### WHAT IS EXPECTED
Go over the data below line by line, and state how many lines contain the string "median". Give the number only.

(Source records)
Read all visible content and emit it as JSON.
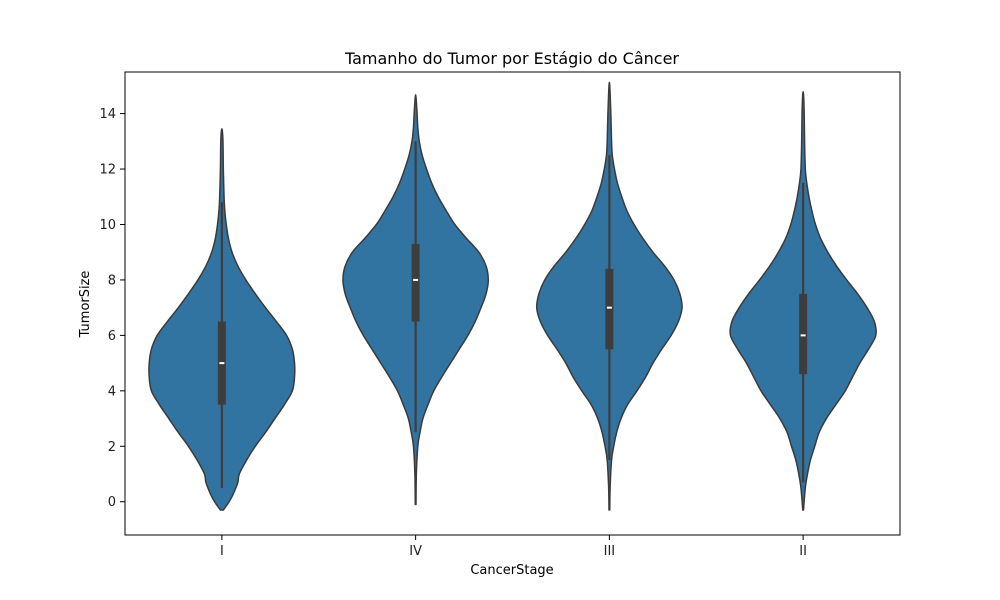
{
  "chart_data": {
    "type": "violin",
    "title": "Tamanho do Tumor por Estágio do Câncer",
    "xlabel": "CancerStage",
    "ylabel": "TumorSize",
    "categories": [
      "I",
      "IV",
      "III",
      "II"
    ],
    "ylim": [
      -1.2,
      15.5
    ],
    "yticks": [
      0,
      2,
      4,
      6,
      8,
      10,
      12,
      14
    ],
    "grid": false,
    "legend": "none",
    "colors": {
      "fill": "#3274a1",
      "outline": "#3a3a3a",
      "box": "#3d3d3d",
      "median": "#ffffff"
    },
    "violins": [
      {
        "category": "I",
        "range": [
          -0.3,
          13.4
        ],
        "q1": 3.5,
        "median": 5.0,
        "q3": 6.5,
        "whisker_low": 0.5,
        "whisker_high": 10.8,
        "profile": [
          [
            -0.3,
            0.02
          ],
          [
            0.0,
            0.1
          ],
          [
            0.3,
            0.16
          ],
          [
            0.7,
            0.22
          ],
          [
            1.0,
            0.24
          ],
          [
            1.5,
            0.34
          ],
          [
            2.0,
            0.46
          ],
          [
            2.5,
            0.6
          ],
          [
            3.0,
            0.73
          ],
          [
            3.5,
            0.86
          ],
          [
            4.0,
            0.97
          ],
          [
            4.5,
            1.0
          ],
          [
            5.0,
            1.0
          ],
          [
            5.5,
            0.97
          ],
          [
            6.0,
            0.89
          ],
          [
            6.5,
            0.75
          ],
          [
            7.0,
            0.6
          ],
          [
            7.5,
            0.46
          ],
          [
            8.0,
            0.33
          ],
          [
            8.5,
            0.22
          ],
          [
            9.0,
            0.14
          ],
          [
            9.5,
            0.09
          ],
          [
            10.0,
            0.06
          ],
          [
            10.5,
            0.04
          ],
          [
            11.0,
            0.03
          ],
          [
            12.0,
            0.02
          ],
          [
            13.0,
            0.015
          ],
          [
            13.4,
            0.005
          ]
        ]
      },
      {
        "category": "IV",
        "range": [
          -0.1,
          14.6
        ],
        "q1": 6.5,
        "median": 8.0,
        "q3": 9.3,
        "whisker_low": 2.5,
        "whisker_high": 13.0,
        "profile": [
          [
            -0.1,
            0.005
          ],
          [
            1.0,
            0.01
          ],
          [
            2.0,
            0.03
          ],
          [
            2.5,
            0.06
          ],
          [
            3.0,
            0.1
          ],
          [
            3.5,
            0.17
          ],
          [
            4.0,
            0.25
          ],
          [
            4.5,
            0.36
          ],
          [
            5.0,
            0.48
          ],
          [
            5.5,
            0.6
          ],
          [
            6.0,
            0.72
          ],
          [
            6.5,
            0.82
          ],
          [
            7.0,
            0.9
          ],
          [
            7.5,
            0.97
          ],
          [
            8.0,
            1.0
          ],
          [
            8.5,
            0.97
          ],
          [
            9.0,
            0.87
          ],
          [
            9.5,
            0.7
          ],
          [
            10.0,
            0.54
          ],
          [
            10.5,
            0.42
          ],
          [
            11.0,
            0.31
          ],
          [
            11.5,
            0.22
          ],
          [
            12.0,
            0.15
          ],
          [
            12.5,
            0.09
          ],
          [
            13.0,
            0.05
          ],
          [
            13.5,
            0.03
          ],
          [
            14.0,
            0.02
          ],
          [
            14.6,
            0.005
          ]
        ]
      },
      {
        "category": "III",
        "range": [
          -0.3,
          15.0
        ],
        "q1": 5.5,
        "median": 7.0,
        "q3": 8.4,
        "whisker_low": 1.5,
        "whisker_high": 12.5,
        "profile": [
          [
            -0.3,
            0.005
          ],
          [
            0.5,
            0.01
          ],
          [
            1.5,
            0.03
          ],
          [
            2.0,
            0.06
          ],
          [
            2.5,
            0.1
          ],
          [
            3.0,
            0.16
          ],
          [
            3.5,
            0.25
          ],
          [
            4.0,
            0.38
          ],
          [
            4.5,
            0.5
          ],
          [
            5.0,
            0.6
          ],
          [
            5.5,
            0.72
          ],
          [
            6.0,
            0.85
          ],
          [
            6.5,
            0.95
          ],
          [
            7.0,
            1.0
          ],
          [
            7.5,
            0.97
          ],
          [
            8.0,
            0.89
          ],
          [
            8.5,
            0.76
          ],
          [
            9.0,
            0.6
          ],
          [
            9.5,
            0.46
          ],
          [
            10.0,
            0.34
          ],
          [
            10.5,
            0.24
          ],
          [
            11.0,
            0.17
          ],
          [
            11.5,
            0.11
          ],
          [
            12.0,
            0.07
          ],
          [
            12.5,
            0.04
          ],
          [
            13.0,
            0.03
          ],
          [
            14.0,
            0.02
          ],
          [
            15.0,
            0.005
          ]
        ]
      },
      {
        "category": "II",
        "range": [
          -0.3,
          14.7
        ],
        "q1": 4.6,
        "median": 6.0,
        "q3": 7.5,
        "whisker_low": 0.7,
        "whisker_high": 11.5,
        "profile": [
          [
            -0.3,
            0.005
          ],
          [
            0.5,
            0.03
          ],
          [
            1.0,
            0.06
          ],
          [
            1.5,
            0.1
          ],
          [
            2.0,
            0.16
          ],
          [
            2.5,
            0.22
          ],
          [
            3.0,
            0.32
          ],
          [
            3.5,
            0.45
          ],
          [
            4.0,
            0.58
          ],
          [
            4.5,
            0.68
          ],
          [
            5.0,
            0.78
          ],
          [
            5.5,
            0.9
          ],
          [
            6.0,
            1.0
          ],
          [
            6.5,
            0.98
          ],
          [
            7.0,
            0.88
          ],
          [
            7.5,
            0.75
          ],
          [
            8.0,
            0.6
          ],
          [
            8.5,
            0.46
          ],
          [
            9.0,
            0.34
          ],
          [
            9.5,
            0.24
          ],
          [
            10.0,
            0.17
          ],
          [
            10.5,
            0.12
          ],
          [
            11.0,
            0.08
          ],
          [
            11.5,
            0.05
          ],
          [
            12.0,
            0.03
          ],
          [
            13.0,
            0.02
          ],
          [
            14.0,
            0.015
          ],
          [
            14.7,
            0.005
          ]
        ]
      }
    ]
  }
}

### REPLY
5